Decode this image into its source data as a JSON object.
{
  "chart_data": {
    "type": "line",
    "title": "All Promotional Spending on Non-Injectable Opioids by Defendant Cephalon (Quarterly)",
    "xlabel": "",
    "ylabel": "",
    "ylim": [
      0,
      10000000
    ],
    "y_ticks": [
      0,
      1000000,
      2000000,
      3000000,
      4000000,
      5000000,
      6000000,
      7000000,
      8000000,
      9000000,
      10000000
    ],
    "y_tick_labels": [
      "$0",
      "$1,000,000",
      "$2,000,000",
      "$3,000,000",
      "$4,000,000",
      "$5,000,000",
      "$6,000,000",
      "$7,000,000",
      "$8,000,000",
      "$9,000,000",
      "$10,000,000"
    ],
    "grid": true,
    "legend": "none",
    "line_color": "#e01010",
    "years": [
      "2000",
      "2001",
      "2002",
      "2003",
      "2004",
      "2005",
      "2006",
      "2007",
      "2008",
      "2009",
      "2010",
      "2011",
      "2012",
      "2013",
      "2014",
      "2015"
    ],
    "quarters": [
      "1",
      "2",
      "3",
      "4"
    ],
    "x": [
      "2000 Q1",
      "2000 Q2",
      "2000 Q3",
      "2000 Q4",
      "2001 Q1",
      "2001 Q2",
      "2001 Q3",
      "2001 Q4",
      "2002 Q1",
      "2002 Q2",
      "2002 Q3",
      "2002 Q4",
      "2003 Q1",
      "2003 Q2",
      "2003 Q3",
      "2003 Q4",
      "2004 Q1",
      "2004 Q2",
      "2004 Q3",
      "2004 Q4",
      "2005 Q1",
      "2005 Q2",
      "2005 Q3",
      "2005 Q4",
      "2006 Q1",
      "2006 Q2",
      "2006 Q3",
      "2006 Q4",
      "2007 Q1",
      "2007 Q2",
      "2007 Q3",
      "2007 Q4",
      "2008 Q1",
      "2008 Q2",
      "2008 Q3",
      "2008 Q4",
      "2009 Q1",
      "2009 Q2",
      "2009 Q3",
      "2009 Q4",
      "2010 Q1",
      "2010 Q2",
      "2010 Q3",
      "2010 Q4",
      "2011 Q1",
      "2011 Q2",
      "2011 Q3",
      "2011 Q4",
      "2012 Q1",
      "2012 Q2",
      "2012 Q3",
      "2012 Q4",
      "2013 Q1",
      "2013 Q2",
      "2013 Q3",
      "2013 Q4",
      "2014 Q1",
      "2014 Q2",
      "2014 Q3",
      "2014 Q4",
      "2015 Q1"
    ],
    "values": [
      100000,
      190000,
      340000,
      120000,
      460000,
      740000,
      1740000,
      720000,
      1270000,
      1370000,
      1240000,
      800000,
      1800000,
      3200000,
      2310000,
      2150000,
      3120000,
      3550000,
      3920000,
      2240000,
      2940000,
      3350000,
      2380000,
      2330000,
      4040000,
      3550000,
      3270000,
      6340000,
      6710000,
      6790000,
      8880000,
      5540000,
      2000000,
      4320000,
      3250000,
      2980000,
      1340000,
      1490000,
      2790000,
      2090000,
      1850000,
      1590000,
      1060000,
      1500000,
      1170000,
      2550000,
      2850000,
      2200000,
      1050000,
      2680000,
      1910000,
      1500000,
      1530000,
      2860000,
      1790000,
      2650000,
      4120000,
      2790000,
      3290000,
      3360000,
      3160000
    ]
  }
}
· · · · · · ·
SET PROBLEM
All entries must be repeated verbatim.

WRITTEN ANSWER
Decode this image into its source data as a JSON object.
{
  "chart_data": {
    "type": "line",
    "title": "All Promotional Spending on Non-Injectable Opioids by Defendant Cephalon (Quarterly)",
    "xlabel": "",
    "ylabel": "",
    "ylim": [
      0,
      10000000
    ],
    "y_ticks": [
      0,
      1000000,
      2000000,
      3000000,
      4000000,
      5000000,
      6000000,
      7000000,
      8000000,
      9000000,
      10000000
    ],
    "y_tick_labels": [
      "$0",
      "$1,000,000",
      "$2,000,000",
      "$3,000,000",
      "$4,000,000",
      "$5,000,000",
      "$6,000,000",
      "$7,000,000",
      "$8,000,000",
      "$9,000,000",
      "$10,000,000"
    ],
    "grid": true,
    "legend": "none",
    "line_color": "#e01010",
    "years": [
      "2000",
      "2001",
      "2002",
      "2003",
      "2004",
      "2005",
      "2006",
      "2007",
      "2008",
      "2009",
      "2010",
      "2011",
      "2012",
      "2013",
      "2014",
      "2015"
    ],
    "quarters": [
      "1",
      "2",
      "3",
      "4"
    ],
    "x": [
      "2000 Q1",
      "2000 Q2",
      "2000 Q3",
      "2000 Q4",
      "2001 Q1",
      "2001 Q2",
      "2001 Q3",
      "2001 Q4",
      "2002 Q1",
      "2002 Q2",
      "2002 Q3",
      "2002 Q4",
      "2003 Q1",
      "2003 Q2",
      "2003 Q3",
      "2003 Q4",
      "2004 Q1",
      "2004 Q2",
      "2004 Q3",
      "2004 Q4",
      "2005 Q1",
      "2005 Q2",
      "2005 Q3",
      "2005 Q4",
      "2006 Q1",
      "2006 Q2",
      "2006 Q3",
      "2006 Q4",
      "2007 Q1",
      "2007 Q2",
      "2007 Q3",
      "2007 Q4",
      "2008 Q1",
      "2008 Q2",
      "2008 Q3",
      "2008 Q4",
      "2009 Q1",
      "2009 Q2",
      "2009 Q3",
      "2009 Q4",
      "2010 Q1",
      "2010 Q2",
      "2010 Q3",
      "2010 Q4",
      "2011 Q1",
      "2011 Q2",
      "2011 Q3",
      "2011 Q4",
      "2012 Q1",
      "2012 Q2",
      "2012 Q3",
      "2012 Q4",
      "2013 Q1",
      "2013 Q2",
      "2013 Q3",
      "2013 Q4",
      "2014 Q1",
      "2014 Q2",
      "2014 Q3",
      "2014 Q4",
      "2015 Q1"
    ],
    "values": [
      100000,
      190000,
      340000,
      120000,
      460000,
      740000,
      1740000,
      720000,
      1270000,
      1370000,
      1240000,
      800000,
      1800000,
      3200000,
      2310000,
      2150000,
      3120000,
      3550000,
      3920000,
      2240000,
      2940000,
      3350000,
      2380000,
      2330000,
      4040000,
      3550000,
      3270000,
      6340000,
      6710000,
      6790000,
      8880000,
      5540000,
      2000000,
      4320000,
      3250000,
      2980000,
      1340000,
      1490000,
      2790000,
      2090000,
      1850000,
      1590000,
      1060000,
      1500000,
      1170000,
      2550000,
      2850000,
      2200000,
      1050000,
      2680000,
      1910000,
      1500000,
      1530000,
      2860000,
      1790000,
      2650000,
      4120000,
      2790000,
      3290000,
      3360000,
      3160000
    ]
  }
}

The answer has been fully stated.